The entries below are to be transcribed in full, without their images.

— Given records —
· · ·

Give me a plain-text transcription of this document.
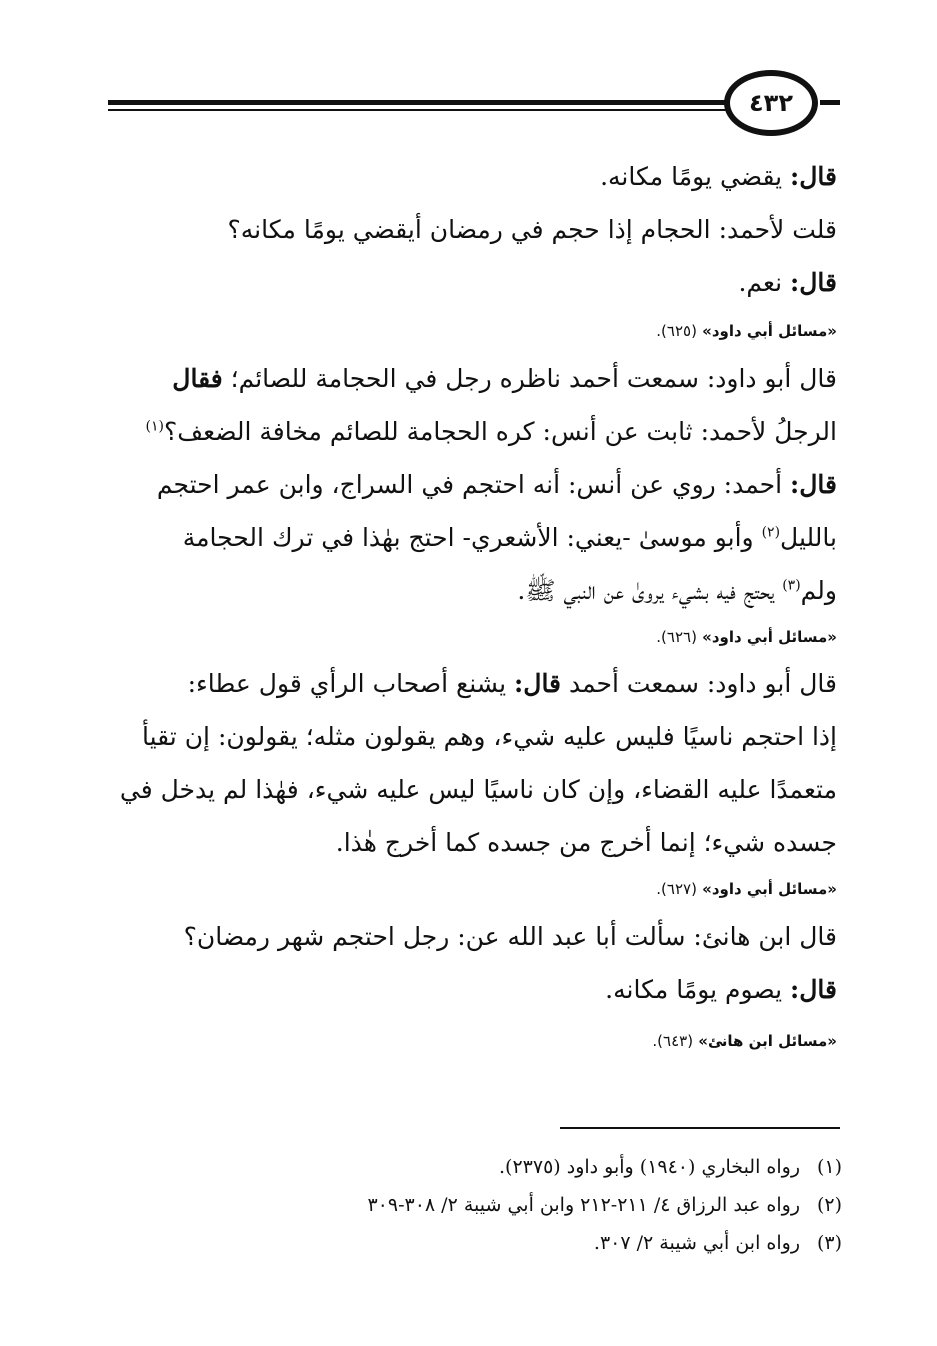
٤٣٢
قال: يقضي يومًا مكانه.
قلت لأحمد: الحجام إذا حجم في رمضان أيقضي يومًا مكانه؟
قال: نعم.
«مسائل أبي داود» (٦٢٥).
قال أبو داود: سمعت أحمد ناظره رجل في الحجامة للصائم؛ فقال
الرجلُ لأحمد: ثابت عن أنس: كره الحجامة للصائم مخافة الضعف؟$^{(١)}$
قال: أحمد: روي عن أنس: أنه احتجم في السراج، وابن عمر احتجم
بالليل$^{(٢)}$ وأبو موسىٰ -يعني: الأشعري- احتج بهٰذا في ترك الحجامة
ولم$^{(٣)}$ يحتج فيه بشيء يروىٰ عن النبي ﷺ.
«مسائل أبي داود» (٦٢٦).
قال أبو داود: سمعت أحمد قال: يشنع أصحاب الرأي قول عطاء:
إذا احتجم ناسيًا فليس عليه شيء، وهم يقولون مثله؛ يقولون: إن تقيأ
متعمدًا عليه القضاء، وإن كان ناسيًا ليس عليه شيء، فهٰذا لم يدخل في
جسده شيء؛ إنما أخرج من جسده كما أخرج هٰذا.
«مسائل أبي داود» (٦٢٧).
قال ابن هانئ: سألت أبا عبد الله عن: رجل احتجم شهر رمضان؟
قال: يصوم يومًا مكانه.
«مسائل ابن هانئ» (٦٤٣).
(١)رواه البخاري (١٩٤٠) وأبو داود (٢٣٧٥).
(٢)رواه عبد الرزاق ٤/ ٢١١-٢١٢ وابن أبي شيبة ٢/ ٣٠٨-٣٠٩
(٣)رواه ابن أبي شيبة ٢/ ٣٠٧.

· · ·

— The completed task —
Give me a plain-text transcription of this document.
٤٣٢
قال: يقضي يومًا مكانه.
قلت لأحمد: الحجام إذا حجم في رمضان أيقضي يومًا مكانه؟
قال: نعم.
«مسائل أبي داود» (٦٢٥).
قال أبو داود: سمعت أحمد ناظره رجل في الحجامة للصائم؛ فقال
الرجلُ لأحمد: ثابت عن أنس: كره الحجامة للصائم مخافة الضعف؟$^{(١)}$
قال: أحمد: روي عن أنس: أنه احتجم في السراج، وابن عمر احتجم
بالليل$^{(٢)}$ وأبو موسىٰ -يعني: الأشعري- احتج بهٰذا في ترك الحجامة
ولم$^{(٣)}$ يحتج فيه بشيء يروىٰ عن النبي ﷺ.
«مسائل أبي داود» (٦٢٦).
قال أبو داود: سمعت أحمد قال: يشنع أصحاب الرأي قول عطاء:
إذا احتجم ناسيًا فليس عليه شيء، وهم يقولون مثله؛ يقولون: إن تقيأ
متعمدًا عليه القضاء، وإن كان ناسيًا ليس عليه شيء، فهٰذا لم يدخل في
جسده شيء؛ إنما أخرج من جسده كما أخرج هٰذا.
«مسائل أبي داود» (٦٢٧).
قال ابن هانئ: سألت أبا عبد الله عن: رجل احتجم شهر رمضان؟
قال: يصوم يومًا مكانه.
«مسائل ابن هانئ» (٦٤٣).
(١)رواه البخاري (١٩٤٠) وأبو داود (٢٣٧٥).
(٢)رواه عبد الرزاق ٤/ ٢١١-٢١٢ وابن أبي شيبة ٢/ ٣٠٨-٣٠٩
(٣)رواه ابن أبي شيبة ٢/ ٣٠٧.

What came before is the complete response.